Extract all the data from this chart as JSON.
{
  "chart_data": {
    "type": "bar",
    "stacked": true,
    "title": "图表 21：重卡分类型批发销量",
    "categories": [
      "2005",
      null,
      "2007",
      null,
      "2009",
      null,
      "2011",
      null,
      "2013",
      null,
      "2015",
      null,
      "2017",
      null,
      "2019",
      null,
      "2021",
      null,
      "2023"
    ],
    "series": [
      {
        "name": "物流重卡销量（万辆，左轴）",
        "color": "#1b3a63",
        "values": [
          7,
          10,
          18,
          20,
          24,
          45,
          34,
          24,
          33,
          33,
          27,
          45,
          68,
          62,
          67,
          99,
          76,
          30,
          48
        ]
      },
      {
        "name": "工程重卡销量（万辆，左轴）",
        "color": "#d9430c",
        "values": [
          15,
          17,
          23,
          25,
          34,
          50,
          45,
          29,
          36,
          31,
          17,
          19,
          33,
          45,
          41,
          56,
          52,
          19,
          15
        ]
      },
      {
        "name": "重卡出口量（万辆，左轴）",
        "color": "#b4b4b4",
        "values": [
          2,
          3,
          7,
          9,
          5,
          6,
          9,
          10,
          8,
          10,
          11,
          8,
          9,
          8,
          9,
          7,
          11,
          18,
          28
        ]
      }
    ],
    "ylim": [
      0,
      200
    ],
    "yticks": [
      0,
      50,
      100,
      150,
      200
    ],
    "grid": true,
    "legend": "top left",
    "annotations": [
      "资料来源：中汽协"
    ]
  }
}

Instruction
Quote all of the entries verbatim.

Answer to this problem
Extract all the data from this chart as JSON.
{
  "chart_data": {
    "type": "bar",
    "stacked": true,
    "title": "图表 21：重卡分类型批发销量",
    "categories": [
      "2005",
      null,
      "2007",
      null,
      "2009",
      null,
      "2011",
      null,
      "2013",
      null,
      "2015",
      null,
      "2017",
      null,
      "2019",
      null,
      "2021",
      null,
      "2023"
    ],
    "series": [
      {
        "name": "物流重卡销量（万辆，左轴）",
        "color": "#1b3a63",
        "values": [
          7,
          10,
          18,
          20,
          24,
          45,
          34,
          24,
          33,
          33,
          27,
          45,
          68,
          62,
          67,
          99,
          76,
          30,
          48
        ]
      },
      {
        "name": "工程重卡销量（万辆，左轴）",
        "color": "#d9430c",
        "values": [
          15,
          17,
          23,
          25,
          34,
          50,
          45,
          29,
          36,
          31,
          17,
          19,
          33,
          45,
          41,
          56,
          52,
          19,
          15
        ]
      },
      {
        "name": "重卡出口量（万辆，左轴）",
        "color": "#b4b4b4",
        "values": [
          2,
          3,
          7,
          9,
          5,
          6,
          9,
          10,
          8,
          10,
          11,
          8,
          9,
          8,
          9,
          7,
          11,
          18,
          28
        ]
      }
    ],
    "ylim": [
      0,
      200
    ],
    "yticks": [
      0,
      50,
      100,
      150,
      200
    ],
    "grid": true,
    "legend": "top left",
    "annotations": [
      "资料来源：中汽协"
    ]
  }
}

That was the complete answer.